- _Problem statement_
Output every entry exactly as written, but omit the pictures.

* Begin Data supplied *

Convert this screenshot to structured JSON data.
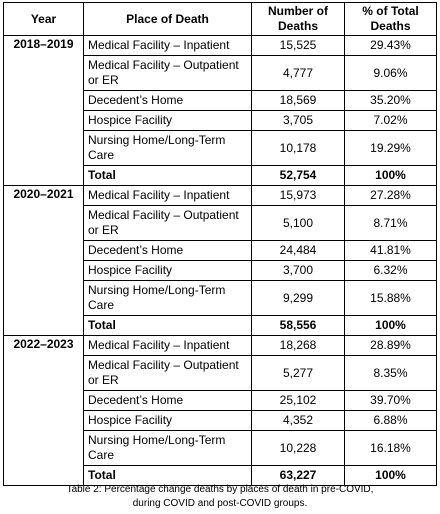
{
  "table": {
    "headers": {
      "year": "Year",
      "place": "Place of Death",
      "number_line1": "Number of",
      "number_line2": "Deaths",
      "pct_line1": "% of Total",
      "pct_line2": "Deaths"
    },
    "groups": [
      {
        "year": "2018–2019",
        "rows": [
          {
            "place": "Medical Facility – Inpatient",
            "number": "15,525",
            "percent": "29.43%"
          },
          {
            "place": "Medical Facility – Outpatient or ER",
            "number": "4,777",
            "percent": "9.06%"
          },
          {
            "place": "Decedent’s Home",
            "number": "18,569",
            "percent": "35.20%"
          },
          {
            "place": "Hospice Facility",
            "number": "3,705",
            "percent": "7.02%"
          },
          {
            "place": "Nursing Home/Long-Term Care",
            "number": "10,178",
            "percent": "19.29%"
          }
        ],
        "total": {
          "label": "Total",
          "number": "52,754",
          "percent": "100%"
        }
      },
      {
        "year": "2020–2021",
        "rows": [
          {
            "place": "Medical Facility – Inpatient",
            "number": "15,973",
            "percent": "27.28%"
          },
          {
            "place": "Medical Facility – Outpatient or ER",
            "number": "5,100",
            "percent": "8.71%"
          },
          {
            "place": "Decedent’s Home",
            "number": "24,484",
            "percent": "41.81%"
          },
          {
            "place": "Hospice Facility",
            "number": "3,700",
            "percent": "6.32%"
          },
          {
            "place": "Nursing Home/Long-Term Care",
            "number": "9,299",
            "percent": "15.88%"
          }
        ],
        "total": {
          "label": "Total",
          "number": "58,556",
          "percent": "100%"
        }
      },
      {
        "year": "2022–2023",
        "rows": [
          {
            "place": "Medical Facility – Inpatient",
            "number": "18,268",
            "percent": "28.89%"
          },
          {
            "place": "Medical Facility – Outpatient or ER",
            "number": "5,277",
            "percent": "8.35%"
          },
          {
            "place": "Decedent’s Home",
            "number": "25,102",
            "percent": "39.70%"
          },
          {
            "place": "Hospice Facility",
            "number": "4,352",
            "percent": "6.88%"
          },
          {
            "place": "Nursing Home/Long-Term Care",
            "number": "10,228",
            "percent": "16.18%"
          }
        ],
        "total": {
          "label": "Total",
          "number": "63,227",
          "percent": "100%"
        }
      }
    ]
  },
  "caption": {
    "line1": "Table 2: Percentage change deaths by places of death in pre-COVID,",
    "line2": "during COVID and post-COVID groups."
  }
}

* End Data supplied *

- _Task output_
Convert this screenshot to structured JSON data.
{
  "table": {
    "headers": {
      "year": "Year",
      "place": "Place of Death",
      "number_line1": "Number of",
      "number_line2": "Deaths",
      "pct_line1": "% of Total",
      "pct_line2": "Deaths"
    },
    "groups": [
      {
        "year": "2018–2019",
        "rows": [
          {
            "place": "Medical Facility – Inpatient",
            "number": "15,525",
            "percent": "29.43%"
          },
          {
            "place": "Medical Facility – Outpatient or ER",
            "number": "4,777",
            "percent": "9.06%"
          },
          {
            "place": "Decedent’s Home",
            "number": "18,569",
            "percent": "35.20%"
          },
          {
            "place": "Hospice Facility",
            "number": "3,705",
            "percent": "7.02%"
          },
          {
            "place": "Nursing Home/Long-Term Care",
            "number": "10,178",
            "percent": "19.29%"
          }
        ],
        "total": {
          "label": "Total",
          "number": "52,754",
          "percent": "100%"
        }
      },
      {
        "year": "2020–2021",
        "rows": [
          {
            "place": "Medical Facility – Inpatient",
            "number": "15,973",
            "percent": "27.28%"
          },
          {
            "place": "Medical Facility – Outpatient or ER",
            "number": "5,100",
            "percent": "8.71%"
          },
          {
            "place": "Decedent’s Home",
            "number": "24,484",
            "percent": "41.81%"
          },
          {
            "place": "Hospice Facility",
            "number": "3,700",
            "percent": "6.32%"
          },
          {
            "place": "Nursing Home/Long-Term Care",
            "number": "9,299",
            "percent": "15.88%"
          }
        ],
        "total": {
          "label": "Total",
          "number": "58,556",
          "percent": "100%"
        }
      },
      {
        "year": "2022–2023",
        "rows": [
          {
            "place": "Medical Facility – Inpatient",
            "number": "18,268",
            "percent": "28.89%"
          },
          {
            "place": "Medical Facility – Outpatient or ER",
            "number": "5,277",
            "percent": "8.35%"
          },
          {
            "place": "Decedent’s Home",
            "number": "25,102",
            "percent": "39.70%"
          },
          {
            "place": "Hospice Facility",
            "number": "4,352",
            "percent": "6.88%"
          },
          {
            "place": "Nursing Home/Long-Term Care",
            "number": "10,228",
            "percent": "16.18%"
          }
        ],
        "total": {
          "label": "Total",
          "number": "63,227",
          "percent": "100%"
        }
      }
    ]
  },
  "caption": {
    "line1": "Table 2: Percentage change deaths by places of death in pre-COVID,",
    "line2": "during COVID and post-COVID groups."
  }
}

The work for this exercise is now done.